§ What is expected: Leave out the pictures and reproduce all of the data exactly.

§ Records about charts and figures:
★ ★ ★
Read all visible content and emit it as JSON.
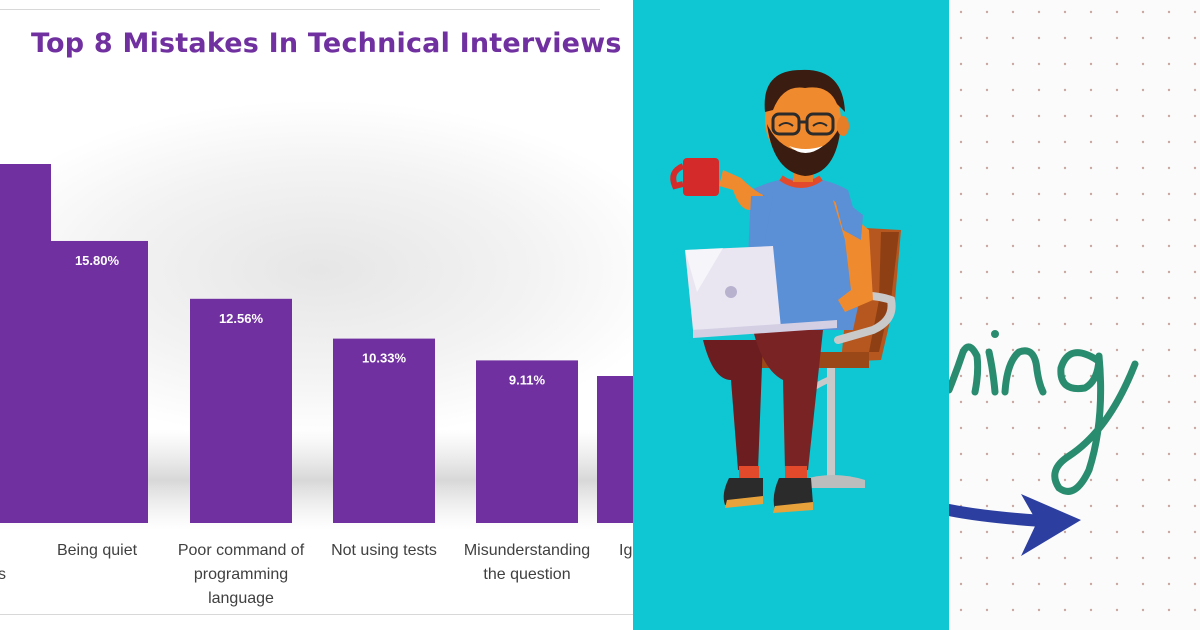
{
  "chart_data": {
    "type": "bar",
    "title": "Top 8 Mistakes In Technical Interviews",
    "categories": [
      "",
      "Being quiet",
      "Poor command of programming language",
      "Not using tests",
      "Misunderstanding the question",
      "Ig"
    ],
    "category_lines": [
      [
        "s"
      ],
      [
        "Being quiet"
      ],
      [
        "Poor command of",
        "programming",
        "language"
      ],
      [
        "Not using tests"
      ],
      [
        "Misunderstanding",
        "the question"
      ],
      [
        "Ig"
      ]
    ],
    "values": [
      null,
      15.8,
      12.56,
      10.33,
      9.11,
      null
    ],
    "value_labels": [
      "",
      "15.80%",
      "12.56%",
      "10.33%",
      "9.11%",
      ""
    ],
    "bar_color": "#7030a0",
    "title_color": "#7030a0"
  },
  "illustration": {
    "subject": "bearded man with glasses sitting on a chair holding a red mug and a laptop",
    "background_color": "#0ec7d2"
  },
  "handwriting": {
    "text": "ring",
    "ink_color": "#2a8c6e",
    "arrow_color": "#2c3fa0"
  }
}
★ ★ ★
§ Exercise answer:
Read all visible content and emit it as JSON.
{
  "chart_data": {
    "type": "bar",
    "title": "Top 8 Mistakes In Technical Interviews",
    "categories": [
      "",
      "Being quiet",
      "Poor command of programming language",
      "Not using tests",
      "Misunderstanding the question",
      "Ig"
    ],
    "category_lines": [
      [
        "s"
      ],
      [
        "Being quiet"
      ],
      [
        "Poor command of",
        "programming",
        "language"
      ],
      [
        "Not using tests"
      ],
      [
        "Misunderstanding",
        "the question"
      ],
      [
        "Ig"
      ]
    ],
    "values": [
      null,
      15.8,
      12.56,
      10.33,
      9.11,
      null
    ],
    "value_labels": [
      "",
      "15.80%",
      "12.56%",
      "10.33%",
      "9.11%",
      ""
    ],
    "bar_color": "#7030a0",
    "title_color": "#7030a0"
  },
  "illustration": {
    "subject": "bearded man with glasses sitting on a chair holding a red mug and a laptop",
    "background_color": "#0ec7d2"
  },
  "handwriting": {
    "text": "ring",
    "ink_color": "#2a8c6e",
    "arrow_color": "#2c3fa0"
  }
}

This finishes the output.